* [DO THIS]
Copy the records verbatim from their first line through the line containing "svg-text:2-1Ø: 2-1Ø (443, 397, 449, 408)", including both of those lines.

* [DATASET]

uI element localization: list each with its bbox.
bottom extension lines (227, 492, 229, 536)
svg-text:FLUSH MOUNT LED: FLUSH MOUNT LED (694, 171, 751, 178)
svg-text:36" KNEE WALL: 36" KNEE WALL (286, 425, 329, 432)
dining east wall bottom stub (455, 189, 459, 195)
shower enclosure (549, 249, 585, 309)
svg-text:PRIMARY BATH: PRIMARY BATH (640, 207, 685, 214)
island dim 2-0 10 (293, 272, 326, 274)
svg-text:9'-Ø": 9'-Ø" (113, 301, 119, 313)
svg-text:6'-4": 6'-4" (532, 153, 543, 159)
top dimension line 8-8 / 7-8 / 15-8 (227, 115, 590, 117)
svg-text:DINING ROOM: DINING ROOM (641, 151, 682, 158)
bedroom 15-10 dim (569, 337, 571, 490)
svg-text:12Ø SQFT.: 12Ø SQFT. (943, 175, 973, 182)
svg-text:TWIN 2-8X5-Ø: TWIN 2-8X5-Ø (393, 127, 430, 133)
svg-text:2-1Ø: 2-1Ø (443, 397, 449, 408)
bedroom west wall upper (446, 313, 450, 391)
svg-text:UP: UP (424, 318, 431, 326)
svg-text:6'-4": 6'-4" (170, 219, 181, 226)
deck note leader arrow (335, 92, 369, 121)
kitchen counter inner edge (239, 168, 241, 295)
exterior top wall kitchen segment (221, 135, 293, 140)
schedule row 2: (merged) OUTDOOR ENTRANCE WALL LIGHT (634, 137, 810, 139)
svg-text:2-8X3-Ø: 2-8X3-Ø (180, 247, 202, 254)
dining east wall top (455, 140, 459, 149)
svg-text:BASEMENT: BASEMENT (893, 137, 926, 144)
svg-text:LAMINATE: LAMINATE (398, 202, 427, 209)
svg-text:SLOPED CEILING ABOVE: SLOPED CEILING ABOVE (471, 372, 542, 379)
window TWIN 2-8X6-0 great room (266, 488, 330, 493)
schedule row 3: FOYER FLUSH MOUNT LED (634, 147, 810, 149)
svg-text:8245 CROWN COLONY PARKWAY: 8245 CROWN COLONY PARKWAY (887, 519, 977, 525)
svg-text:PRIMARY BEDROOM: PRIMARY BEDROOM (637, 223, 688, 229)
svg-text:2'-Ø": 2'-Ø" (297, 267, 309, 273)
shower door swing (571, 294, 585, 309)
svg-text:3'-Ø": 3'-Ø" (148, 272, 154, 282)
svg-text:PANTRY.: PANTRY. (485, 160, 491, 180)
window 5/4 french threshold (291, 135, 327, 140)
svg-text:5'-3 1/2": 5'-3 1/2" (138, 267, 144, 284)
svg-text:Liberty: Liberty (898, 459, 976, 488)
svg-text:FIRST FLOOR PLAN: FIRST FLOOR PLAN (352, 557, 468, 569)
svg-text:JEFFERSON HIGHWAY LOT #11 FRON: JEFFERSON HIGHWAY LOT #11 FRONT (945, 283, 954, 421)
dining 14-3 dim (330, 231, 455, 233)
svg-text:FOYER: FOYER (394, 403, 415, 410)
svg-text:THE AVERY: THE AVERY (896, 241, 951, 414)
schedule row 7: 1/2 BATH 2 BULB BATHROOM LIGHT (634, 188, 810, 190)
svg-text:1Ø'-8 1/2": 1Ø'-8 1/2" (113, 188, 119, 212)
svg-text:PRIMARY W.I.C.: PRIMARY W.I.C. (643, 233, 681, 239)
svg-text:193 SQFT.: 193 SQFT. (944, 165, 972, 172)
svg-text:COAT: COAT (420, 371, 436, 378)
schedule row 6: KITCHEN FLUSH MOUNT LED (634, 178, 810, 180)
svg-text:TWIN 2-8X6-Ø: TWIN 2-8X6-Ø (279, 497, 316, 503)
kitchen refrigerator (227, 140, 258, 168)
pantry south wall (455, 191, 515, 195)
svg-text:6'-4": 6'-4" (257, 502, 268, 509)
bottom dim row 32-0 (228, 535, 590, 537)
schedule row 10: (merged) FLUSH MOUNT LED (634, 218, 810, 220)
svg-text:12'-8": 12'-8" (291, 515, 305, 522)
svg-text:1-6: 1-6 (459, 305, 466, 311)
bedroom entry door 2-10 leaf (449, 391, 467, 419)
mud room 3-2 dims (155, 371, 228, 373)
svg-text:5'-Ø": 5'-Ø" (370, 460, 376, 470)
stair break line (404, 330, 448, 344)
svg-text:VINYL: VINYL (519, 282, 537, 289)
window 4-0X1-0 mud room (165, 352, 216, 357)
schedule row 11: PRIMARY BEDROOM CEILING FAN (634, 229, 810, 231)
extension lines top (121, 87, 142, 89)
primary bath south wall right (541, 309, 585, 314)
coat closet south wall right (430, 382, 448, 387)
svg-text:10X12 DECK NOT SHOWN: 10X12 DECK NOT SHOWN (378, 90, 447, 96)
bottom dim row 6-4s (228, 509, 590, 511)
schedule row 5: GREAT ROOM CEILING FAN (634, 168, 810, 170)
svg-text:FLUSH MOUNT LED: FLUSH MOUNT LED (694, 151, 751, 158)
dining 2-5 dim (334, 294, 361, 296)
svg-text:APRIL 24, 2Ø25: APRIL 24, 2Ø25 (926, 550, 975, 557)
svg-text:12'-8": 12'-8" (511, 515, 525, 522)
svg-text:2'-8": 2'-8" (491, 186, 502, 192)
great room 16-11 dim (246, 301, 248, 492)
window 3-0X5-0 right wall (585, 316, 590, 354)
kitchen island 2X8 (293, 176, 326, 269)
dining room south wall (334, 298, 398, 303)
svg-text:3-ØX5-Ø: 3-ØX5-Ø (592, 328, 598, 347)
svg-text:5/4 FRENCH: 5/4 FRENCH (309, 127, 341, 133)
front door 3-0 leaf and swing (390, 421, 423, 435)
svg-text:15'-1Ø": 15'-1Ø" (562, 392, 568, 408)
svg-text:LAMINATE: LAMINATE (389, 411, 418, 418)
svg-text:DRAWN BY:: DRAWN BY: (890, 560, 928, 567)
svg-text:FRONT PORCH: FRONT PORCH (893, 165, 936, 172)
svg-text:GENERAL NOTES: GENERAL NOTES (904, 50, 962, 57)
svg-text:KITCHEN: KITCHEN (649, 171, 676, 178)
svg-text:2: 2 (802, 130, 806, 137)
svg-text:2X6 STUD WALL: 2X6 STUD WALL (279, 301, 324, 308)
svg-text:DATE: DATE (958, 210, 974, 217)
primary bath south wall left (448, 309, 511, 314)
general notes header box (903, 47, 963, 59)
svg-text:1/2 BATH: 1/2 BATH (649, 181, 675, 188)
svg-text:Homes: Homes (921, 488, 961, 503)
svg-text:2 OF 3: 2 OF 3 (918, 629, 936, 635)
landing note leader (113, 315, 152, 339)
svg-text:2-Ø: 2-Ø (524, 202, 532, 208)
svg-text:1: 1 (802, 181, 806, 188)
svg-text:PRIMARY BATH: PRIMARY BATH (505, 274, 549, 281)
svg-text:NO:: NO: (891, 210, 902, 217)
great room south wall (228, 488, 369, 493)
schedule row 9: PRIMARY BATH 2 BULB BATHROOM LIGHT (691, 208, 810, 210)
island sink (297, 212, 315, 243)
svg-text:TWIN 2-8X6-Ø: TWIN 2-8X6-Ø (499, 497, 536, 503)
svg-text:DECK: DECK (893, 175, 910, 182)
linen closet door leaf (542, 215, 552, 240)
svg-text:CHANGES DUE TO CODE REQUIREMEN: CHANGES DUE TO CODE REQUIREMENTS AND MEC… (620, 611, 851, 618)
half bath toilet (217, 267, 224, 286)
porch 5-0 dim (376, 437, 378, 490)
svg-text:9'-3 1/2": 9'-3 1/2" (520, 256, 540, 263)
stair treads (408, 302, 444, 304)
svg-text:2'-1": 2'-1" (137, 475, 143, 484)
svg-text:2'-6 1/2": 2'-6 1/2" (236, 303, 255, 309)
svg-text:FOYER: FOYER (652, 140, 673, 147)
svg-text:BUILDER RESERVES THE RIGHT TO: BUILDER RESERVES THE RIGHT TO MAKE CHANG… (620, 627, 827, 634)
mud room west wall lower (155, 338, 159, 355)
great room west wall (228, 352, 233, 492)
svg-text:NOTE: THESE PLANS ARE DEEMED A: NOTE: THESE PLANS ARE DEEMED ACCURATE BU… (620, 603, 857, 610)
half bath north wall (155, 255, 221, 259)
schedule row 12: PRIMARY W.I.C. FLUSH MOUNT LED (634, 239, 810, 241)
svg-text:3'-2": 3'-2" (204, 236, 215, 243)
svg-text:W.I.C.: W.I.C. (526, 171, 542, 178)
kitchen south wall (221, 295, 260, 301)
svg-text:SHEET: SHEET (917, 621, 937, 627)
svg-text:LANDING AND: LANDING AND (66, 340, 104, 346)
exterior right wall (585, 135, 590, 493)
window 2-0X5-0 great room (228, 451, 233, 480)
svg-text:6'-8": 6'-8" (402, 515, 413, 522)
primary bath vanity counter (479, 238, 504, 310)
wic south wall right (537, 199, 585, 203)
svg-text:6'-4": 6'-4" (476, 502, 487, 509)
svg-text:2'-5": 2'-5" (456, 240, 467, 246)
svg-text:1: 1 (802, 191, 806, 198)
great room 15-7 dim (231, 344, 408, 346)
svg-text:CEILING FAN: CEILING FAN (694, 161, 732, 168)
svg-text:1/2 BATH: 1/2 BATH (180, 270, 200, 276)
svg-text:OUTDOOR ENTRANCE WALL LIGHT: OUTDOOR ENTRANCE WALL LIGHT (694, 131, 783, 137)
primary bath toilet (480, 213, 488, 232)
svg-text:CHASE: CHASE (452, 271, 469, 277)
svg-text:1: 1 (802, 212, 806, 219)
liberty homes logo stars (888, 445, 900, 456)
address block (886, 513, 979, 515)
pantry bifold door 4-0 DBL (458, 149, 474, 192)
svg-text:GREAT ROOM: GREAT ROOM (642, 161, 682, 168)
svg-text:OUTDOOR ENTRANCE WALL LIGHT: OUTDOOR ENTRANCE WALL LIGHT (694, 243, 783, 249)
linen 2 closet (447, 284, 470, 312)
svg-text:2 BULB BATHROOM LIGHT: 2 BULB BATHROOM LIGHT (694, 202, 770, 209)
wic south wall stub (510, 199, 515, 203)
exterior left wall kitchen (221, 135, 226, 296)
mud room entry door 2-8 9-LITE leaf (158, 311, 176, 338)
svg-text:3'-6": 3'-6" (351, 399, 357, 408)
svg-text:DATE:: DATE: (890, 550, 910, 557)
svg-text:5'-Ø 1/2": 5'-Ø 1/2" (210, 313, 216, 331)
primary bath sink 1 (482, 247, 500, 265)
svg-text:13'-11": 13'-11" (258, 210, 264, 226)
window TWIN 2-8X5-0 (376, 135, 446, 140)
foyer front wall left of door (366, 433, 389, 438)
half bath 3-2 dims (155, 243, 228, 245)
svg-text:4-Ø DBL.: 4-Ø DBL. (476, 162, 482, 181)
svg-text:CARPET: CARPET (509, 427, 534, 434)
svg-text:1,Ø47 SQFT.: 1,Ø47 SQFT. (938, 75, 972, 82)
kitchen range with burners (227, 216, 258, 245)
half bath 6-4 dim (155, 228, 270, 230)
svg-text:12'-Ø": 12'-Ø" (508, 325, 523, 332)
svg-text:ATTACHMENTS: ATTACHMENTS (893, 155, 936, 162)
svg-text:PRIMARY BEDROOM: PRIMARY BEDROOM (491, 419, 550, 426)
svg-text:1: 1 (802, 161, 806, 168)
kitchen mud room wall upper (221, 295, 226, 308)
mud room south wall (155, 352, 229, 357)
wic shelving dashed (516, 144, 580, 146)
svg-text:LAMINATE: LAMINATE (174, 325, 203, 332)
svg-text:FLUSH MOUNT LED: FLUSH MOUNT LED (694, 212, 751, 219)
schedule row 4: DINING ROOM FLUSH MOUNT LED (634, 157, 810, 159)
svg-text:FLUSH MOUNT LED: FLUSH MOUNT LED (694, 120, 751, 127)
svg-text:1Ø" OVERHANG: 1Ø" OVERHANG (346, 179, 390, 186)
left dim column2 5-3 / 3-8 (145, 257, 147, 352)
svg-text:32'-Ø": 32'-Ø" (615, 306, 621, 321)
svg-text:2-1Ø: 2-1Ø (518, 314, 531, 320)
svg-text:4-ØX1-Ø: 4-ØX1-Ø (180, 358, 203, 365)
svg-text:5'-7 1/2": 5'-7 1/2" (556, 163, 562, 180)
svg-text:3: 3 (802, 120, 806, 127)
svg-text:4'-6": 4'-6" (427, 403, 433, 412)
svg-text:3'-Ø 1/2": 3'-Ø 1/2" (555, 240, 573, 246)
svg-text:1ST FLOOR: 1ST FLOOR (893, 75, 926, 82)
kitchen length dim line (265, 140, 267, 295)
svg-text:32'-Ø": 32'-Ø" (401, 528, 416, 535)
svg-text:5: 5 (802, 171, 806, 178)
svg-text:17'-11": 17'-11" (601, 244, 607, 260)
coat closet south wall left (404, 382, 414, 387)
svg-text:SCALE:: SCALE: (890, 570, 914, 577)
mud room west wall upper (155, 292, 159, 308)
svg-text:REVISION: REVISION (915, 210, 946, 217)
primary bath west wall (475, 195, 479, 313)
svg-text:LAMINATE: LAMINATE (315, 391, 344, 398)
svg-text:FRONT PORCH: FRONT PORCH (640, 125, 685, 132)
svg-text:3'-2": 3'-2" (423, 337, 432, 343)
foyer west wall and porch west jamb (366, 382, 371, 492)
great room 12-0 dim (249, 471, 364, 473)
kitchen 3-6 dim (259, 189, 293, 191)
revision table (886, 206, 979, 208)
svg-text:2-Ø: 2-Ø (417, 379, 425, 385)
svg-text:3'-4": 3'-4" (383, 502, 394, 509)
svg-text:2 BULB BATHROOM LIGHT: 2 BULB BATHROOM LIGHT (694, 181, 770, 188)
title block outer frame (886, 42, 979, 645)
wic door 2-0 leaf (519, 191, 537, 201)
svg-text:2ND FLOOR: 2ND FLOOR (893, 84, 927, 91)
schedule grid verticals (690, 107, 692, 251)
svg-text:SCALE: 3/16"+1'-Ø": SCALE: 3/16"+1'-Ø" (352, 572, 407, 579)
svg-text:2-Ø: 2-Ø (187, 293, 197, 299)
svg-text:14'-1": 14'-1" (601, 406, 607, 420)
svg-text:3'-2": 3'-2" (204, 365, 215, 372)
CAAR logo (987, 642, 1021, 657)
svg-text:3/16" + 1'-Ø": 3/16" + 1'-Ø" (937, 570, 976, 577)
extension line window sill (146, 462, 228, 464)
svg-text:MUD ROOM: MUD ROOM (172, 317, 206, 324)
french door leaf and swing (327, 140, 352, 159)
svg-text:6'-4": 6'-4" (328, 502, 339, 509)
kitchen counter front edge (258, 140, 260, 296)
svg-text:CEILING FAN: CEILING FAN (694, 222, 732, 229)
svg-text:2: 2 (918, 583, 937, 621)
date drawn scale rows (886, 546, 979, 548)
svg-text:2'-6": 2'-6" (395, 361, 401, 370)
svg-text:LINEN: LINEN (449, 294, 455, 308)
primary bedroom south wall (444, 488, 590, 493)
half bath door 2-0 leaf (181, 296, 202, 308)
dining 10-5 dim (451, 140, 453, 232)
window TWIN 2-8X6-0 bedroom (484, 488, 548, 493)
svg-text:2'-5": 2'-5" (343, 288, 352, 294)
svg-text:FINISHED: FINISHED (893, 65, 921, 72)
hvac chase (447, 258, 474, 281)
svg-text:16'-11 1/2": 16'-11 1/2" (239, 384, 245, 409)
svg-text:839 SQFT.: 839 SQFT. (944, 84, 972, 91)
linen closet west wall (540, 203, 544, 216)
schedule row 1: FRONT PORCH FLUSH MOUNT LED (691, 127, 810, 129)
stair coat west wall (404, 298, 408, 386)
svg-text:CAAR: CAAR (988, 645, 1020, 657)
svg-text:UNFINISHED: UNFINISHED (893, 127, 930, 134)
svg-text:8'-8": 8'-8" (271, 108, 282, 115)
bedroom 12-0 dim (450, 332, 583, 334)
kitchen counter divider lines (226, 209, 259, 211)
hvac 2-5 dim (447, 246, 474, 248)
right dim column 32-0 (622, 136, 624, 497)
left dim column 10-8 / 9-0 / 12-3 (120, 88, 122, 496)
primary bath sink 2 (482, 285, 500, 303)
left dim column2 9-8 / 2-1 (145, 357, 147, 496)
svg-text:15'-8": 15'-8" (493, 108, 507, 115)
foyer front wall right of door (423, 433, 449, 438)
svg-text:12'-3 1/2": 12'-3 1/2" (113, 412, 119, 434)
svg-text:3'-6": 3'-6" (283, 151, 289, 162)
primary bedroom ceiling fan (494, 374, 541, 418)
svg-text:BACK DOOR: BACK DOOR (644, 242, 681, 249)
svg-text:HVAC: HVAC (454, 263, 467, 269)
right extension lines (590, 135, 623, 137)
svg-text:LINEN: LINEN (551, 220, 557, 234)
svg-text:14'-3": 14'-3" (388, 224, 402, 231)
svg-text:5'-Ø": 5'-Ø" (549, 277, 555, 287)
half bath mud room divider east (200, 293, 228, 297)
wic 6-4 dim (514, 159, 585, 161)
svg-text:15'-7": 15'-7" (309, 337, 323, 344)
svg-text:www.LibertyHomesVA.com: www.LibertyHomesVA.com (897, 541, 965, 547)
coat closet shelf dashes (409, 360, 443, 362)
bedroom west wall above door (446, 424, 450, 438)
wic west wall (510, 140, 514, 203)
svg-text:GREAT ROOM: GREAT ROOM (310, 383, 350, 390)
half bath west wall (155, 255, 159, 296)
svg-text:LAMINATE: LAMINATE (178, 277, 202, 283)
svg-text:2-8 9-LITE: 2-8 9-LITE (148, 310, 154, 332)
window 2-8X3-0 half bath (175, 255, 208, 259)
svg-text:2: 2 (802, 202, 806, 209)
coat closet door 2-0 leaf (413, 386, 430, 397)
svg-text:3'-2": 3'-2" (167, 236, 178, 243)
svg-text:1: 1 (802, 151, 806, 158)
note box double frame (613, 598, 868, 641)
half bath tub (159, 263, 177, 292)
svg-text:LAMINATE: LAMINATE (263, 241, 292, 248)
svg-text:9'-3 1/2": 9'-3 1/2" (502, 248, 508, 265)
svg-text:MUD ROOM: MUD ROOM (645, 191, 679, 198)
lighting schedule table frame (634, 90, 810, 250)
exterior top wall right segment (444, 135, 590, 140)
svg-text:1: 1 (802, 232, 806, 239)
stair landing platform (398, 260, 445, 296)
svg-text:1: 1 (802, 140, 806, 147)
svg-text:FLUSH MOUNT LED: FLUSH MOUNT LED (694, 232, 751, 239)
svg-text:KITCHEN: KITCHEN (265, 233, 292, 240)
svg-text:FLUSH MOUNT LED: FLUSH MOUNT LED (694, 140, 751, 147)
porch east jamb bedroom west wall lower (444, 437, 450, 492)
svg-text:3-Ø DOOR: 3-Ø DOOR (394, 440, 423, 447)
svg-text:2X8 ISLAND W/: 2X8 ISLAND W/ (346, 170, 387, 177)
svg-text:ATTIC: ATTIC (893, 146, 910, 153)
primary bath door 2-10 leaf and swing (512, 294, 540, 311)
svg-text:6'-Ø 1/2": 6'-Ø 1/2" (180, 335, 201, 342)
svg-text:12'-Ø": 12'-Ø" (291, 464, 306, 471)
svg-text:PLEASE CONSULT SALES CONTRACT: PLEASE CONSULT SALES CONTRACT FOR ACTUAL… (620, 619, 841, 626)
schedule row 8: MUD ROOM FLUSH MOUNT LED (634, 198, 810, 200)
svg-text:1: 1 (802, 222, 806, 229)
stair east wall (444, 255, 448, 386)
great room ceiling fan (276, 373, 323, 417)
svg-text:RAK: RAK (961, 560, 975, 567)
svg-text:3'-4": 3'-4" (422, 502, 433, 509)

* [SOLUTION TO THE PROBLEM]
uI element localization: list each with its bbox.
bottom extension lines (227, 492, 229, 536)
svg-text:FLUSH MOUNT LED: FLUSH MOUNT LED (694, 171, 751, 178)
svg-text:36" KNEE WALL: 36" KNEE WALL (286, 425, 329, 432)
dining east wall bottom stub (455, 189, 459, 195)
shower enclosure (549, 249, 585, 309)
svg-text:PRIMARY BATH: PRIMARY BATH (640, 207, 685, 214)
island dim 2-0 10 (293, 272, 326, 274)
svg-text:9'-Ø": 9'-Ø" (113, 301, 119, 313)
svg-text:6'-4": 6'-4" (532, 153, 543, 159)
top dimension line 8-8 / 7-8 / 15-8 (227, 115, 590, 117)
svg-text:DINING ROOM: DINING ROOM (641, 151, 682, 158)
bedroom 15-10 dim (569, 337, 571, 490)
svg-text:12Ø SQFT.: 12Ø SQFT. (943, 175, 973, 182)
svg-text:TWIN 2-8X5-Ø: TWIN 2-8X5-Ø (393, 127, 430, 133)
svg-text:2-1Ø: 2-1Ø (443, 397, 449, 408)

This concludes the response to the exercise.